▼▼▼

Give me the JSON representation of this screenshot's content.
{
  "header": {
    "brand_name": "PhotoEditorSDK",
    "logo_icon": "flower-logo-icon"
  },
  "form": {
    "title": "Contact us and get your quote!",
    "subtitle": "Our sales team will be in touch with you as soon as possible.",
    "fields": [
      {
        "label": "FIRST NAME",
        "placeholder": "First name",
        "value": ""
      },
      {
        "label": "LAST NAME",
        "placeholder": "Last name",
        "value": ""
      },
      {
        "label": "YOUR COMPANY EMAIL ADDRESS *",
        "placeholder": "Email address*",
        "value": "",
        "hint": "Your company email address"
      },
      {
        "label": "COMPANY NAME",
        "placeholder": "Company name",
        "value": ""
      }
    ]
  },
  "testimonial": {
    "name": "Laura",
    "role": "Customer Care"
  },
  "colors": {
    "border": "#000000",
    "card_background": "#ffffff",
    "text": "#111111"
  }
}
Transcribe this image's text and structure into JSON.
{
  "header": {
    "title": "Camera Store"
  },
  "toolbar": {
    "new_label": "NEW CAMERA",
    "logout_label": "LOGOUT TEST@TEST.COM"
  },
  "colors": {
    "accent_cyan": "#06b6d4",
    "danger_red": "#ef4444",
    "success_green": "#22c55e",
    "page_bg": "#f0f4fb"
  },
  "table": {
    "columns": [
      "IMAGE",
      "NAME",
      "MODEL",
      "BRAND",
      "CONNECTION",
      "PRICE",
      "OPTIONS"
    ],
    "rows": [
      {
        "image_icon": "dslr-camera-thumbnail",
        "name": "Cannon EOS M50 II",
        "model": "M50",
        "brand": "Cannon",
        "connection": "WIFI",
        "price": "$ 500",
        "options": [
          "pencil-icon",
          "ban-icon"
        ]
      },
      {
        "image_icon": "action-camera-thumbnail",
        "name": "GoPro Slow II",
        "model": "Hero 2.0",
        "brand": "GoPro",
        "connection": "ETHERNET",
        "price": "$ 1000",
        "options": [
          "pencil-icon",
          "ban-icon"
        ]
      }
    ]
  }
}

▲▲▲

▸ **TASK OBJECTIVE**
Reproduce every line above without error.

▸ **RESULT FOR THIS TASK**
Give me the JSON representation of this screenshot's content.
{
  "header": {
    "brand_name": "PhotoEditorSDK",
    "logo_icon": "flower-logo-icon"
  },
  "form": {
    "title": "Contact us and get your quote!",
    "subtitle": "Our sales team will be in touch with you as soon as possible.",
    "fields": [
      {
        "label": "FIRST NAME",
        "placeholder": "First name",
        "value": ""
      },
      {
        "label": "LAST NAME",
        "placeholder": "Last name",
        "value": ""
      },
      {
        "label": "YOUR COMPANY EMAIL ADDRESS *",
        "placeholder": "Email address*",
        "value": "",
        "hint": "Your company email address"
      },
      {
        "label": "COMPANY NAME",
        "placeholder": "Company name",
        "value": ""
      }
    ]
  },
  "testimonial": {
    "name": "Laura",
    "role": "Customer Care"
  },
  "colors": {
    "border": "#000000",
    "card_background": "#ffffff",
    "text": "#111111"
  }
}
Transcribe this image's text and structure into JSON.
{
  "header": {
    "title": "Camera Store"
  },
  "toolbar": {
    "new_label": "NEW CAMERA",
    "logout_label": "LOGOUT TEST@TEST.COM"
  },
  "colors": {
    "accent_cyan": "#06b6d4",
    "danger_red": "#ef4444",
    "success_green": "#22c55e",
    "page_bg": "#f0f4fb"
  },
  "table": {
    "columns": [
      "IMAGE",
      "NAME",
      "MODEL",
      "BRAND",
      "CONNECTION",
      "PRICE",
      "OPTIONS"
    ],
    "rows": [
      {
        "image_icon": "dslr-camera-thumbnail",
        "name": "Cannon EOS M50 II",
        "model": "M50",
        "brand": "Cannon",
        "connection": "WIFI",
        "price": "$ 500",
        "options": [
          "pencil-icon",
          "ban-icon"
        ]
      },
      {
        "image_icon": "action-camera-thumbnail",
        "name": "GoPro Slow II",
        "model": "Hero 2.0",
        "brand": "GoPro",
        "connection": "ETHERNET",
        "price": "$ 1000",
        "options": [
          "pencil-icon",
          "ban-icon"
        ]
      }
    ]
  }
}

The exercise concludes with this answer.